Awhile back, I attended a City Council hearing concerning the removal of confederate monuments. The council chamber is decorated in 70s-esque wood paneling, from the floor tile and council benches to the waist-high barrier that divides the councilmembers and the audience. The blue curtain hanging from behind the council bench attempts regality.

That night the audience was large, over a hundred concerned citizens seated in pockets of segregation. The majority of those in favor of removal of the monuments were Black residents, and the majority of those who opposed it, were White. Black residents spoke about the pain, hurt, anger, and the psychological damage of passing by the monuments every day. A number of White residents scoffed at the idea of removal, asking the council to focus on more important issues such as the poverty and violence in New Orleans.

It was clear the White residents weren’t able to see the living history of racism embodied by the monuments. They weren’t able to see that the same racism embedded in the monuments was also embedded in the policy structures that were causing the poverty and violence about which they were complaining. The statue of Jefferson Davis overlooking Canal Street not only was a stamp of approval of slavery, but also of separate but equal, Jim Crow, red-lining, the prison industrial complex, and all other policies, past and present, that have created a racial caste system. Most importantly, they couldn’t see that if they helped to elevate the poorest and most vulnerable, everyone would prosper.

Complete the following |
1: Reproduce everything in the passage on the confederate monument hearing from "Awhile back, I" down to "bench attempts regality.".
2: Go on with the passage on the confederate monument hearing, starting after its last sentence.

Given information |
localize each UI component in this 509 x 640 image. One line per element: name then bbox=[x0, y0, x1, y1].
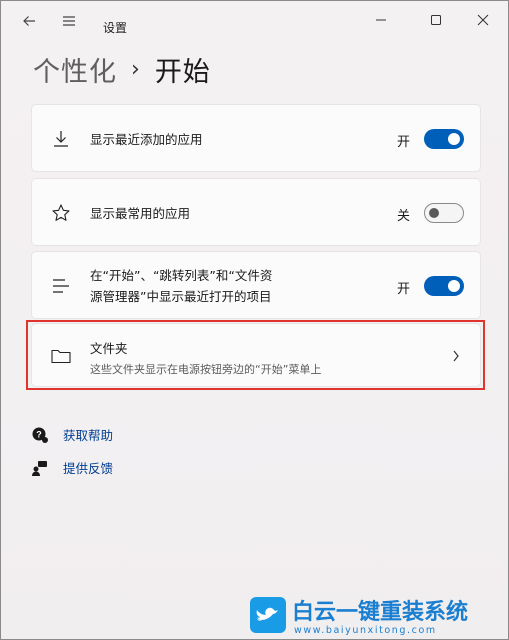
* * *
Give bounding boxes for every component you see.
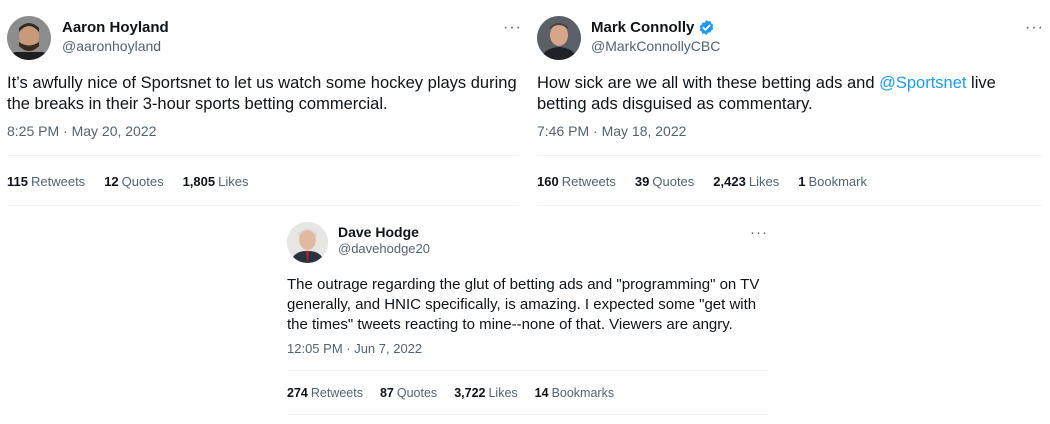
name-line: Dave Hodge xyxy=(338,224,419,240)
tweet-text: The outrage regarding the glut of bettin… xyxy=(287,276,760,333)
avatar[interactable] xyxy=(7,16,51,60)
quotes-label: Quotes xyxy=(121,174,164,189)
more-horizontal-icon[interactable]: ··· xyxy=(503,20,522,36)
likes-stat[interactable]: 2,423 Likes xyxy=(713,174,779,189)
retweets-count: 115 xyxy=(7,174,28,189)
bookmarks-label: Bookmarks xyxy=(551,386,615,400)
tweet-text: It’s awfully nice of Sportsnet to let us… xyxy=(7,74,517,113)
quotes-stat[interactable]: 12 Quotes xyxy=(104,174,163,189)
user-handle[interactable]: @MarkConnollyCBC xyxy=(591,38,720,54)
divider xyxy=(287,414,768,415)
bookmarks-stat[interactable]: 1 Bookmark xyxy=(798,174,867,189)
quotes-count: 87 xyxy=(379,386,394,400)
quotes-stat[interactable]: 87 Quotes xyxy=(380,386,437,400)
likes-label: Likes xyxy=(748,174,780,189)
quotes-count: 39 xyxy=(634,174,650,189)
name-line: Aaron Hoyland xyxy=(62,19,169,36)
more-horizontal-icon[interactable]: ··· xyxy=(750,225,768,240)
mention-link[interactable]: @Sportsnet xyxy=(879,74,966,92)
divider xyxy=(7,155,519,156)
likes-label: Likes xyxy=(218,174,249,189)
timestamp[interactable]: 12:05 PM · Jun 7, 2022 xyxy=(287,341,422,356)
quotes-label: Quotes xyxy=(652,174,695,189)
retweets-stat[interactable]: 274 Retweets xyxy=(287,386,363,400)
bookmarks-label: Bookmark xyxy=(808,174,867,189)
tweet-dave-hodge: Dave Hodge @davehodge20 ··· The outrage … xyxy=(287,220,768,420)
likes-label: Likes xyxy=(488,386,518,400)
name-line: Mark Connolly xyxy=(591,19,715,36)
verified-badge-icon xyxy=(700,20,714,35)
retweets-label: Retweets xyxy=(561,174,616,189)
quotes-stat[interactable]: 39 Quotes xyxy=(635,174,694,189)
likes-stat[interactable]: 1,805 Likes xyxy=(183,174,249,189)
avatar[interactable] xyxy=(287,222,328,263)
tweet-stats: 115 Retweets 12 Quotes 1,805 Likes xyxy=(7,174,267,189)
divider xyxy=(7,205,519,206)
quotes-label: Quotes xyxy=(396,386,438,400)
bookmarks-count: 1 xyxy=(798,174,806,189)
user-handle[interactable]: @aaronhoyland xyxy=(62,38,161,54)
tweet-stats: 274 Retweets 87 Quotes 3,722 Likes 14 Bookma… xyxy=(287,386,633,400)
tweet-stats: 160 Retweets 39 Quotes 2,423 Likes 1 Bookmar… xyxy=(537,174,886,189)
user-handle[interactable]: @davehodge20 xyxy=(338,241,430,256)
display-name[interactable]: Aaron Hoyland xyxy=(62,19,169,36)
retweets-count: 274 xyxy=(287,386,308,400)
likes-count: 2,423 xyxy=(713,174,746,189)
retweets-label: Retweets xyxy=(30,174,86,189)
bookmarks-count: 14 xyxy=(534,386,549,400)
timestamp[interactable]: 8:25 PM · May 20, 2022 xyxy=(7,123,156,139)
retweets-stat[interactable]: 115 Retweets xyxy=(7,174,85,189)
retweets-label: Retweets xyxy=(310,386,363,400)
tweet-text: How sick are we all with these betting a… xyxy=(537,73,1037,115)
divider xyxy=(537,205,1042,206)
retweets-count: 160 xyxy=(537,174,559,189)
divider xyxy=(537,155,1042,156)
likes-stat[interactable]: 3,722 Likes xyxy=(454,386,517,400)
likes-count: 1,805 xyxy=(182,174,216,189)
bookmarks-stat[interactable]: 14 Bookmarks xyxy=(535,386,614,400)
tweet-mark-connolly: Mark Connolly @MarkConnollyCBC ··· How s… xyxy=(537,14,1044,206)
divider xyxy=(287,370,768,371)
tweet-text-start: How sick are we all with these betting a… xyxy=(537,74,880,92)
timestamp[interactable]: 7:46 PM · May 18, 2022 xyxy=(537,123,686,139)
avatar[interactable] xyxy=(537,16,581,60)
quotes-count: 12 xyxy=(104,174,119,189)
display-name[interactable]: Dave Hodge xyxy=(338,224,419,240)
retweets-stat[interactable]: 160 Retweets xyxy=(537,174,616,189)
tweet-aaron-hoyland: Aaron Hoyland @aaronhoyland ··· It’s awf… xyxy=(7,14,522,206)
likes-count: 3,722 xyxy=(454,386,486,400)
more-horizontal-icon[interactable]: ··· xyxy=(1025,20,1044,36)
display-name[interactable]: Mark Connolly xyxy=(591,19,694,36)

Answers to the problems |
1:
Awhile back, I attended a City Council hearing concerning the removal of confederate monuments. The council chamber is decorated in 70s-esque wood paneling, from the floor tile and council benches to the waist-high barrier that divides the councilmembers and the audience. The blue curtain hanging from behind the council bench attempts regality.

2:
We have to look deeply at the world around us to liberate all of us. Likewise, we have to look deeply at ourselves to understand and liberate ourselves. These are one and the same, and we treat the suffering in the world the same way we treat it in ourselves. Just as I become angry at other’s blindness, I’ve noticed I am also intolerant of any sign of ignorance in myself, so much that I often outwardly transmit an energy of firm knowing, firm-believing that comes off as arrogance. Of course, with deep looking I see that I am actually just afraid of not knowing and what that might say about me. Likewise, perhaps my friend Jennifer treats the anger and discontent in herself in the same manner as she treats the anger and injustice of the world.

Vietnamese Buddhist monk Thich Nhat Hanh advises that we should treat our negative emotions or mental habits like a mother would treat her crying baby, embracing and soothing it with careful presence. So that when I see ignorance in myself, I can smile and offer forgiveness. So that when we see anger in ourselves, we can relieve it. If we could learn this skill for ourselves, then we would know how to treat each other. We could change the script:

Person of Color and White person: Sees and recognizes the injustice and suffering. Shows compassion. 

Person of color: Sees that the burden of change is shared. Feels some relief, gratitude even.

White person: Is part of the solution.

When we learn to love our own suffering, whether it is ignorance or anger, we are also learning to love each other and the world around us with all of its flaws. And when we take care of each other, we are showing love to ourselves. With this compassionate awareness we can heal ourselves and the world one interaction at a time.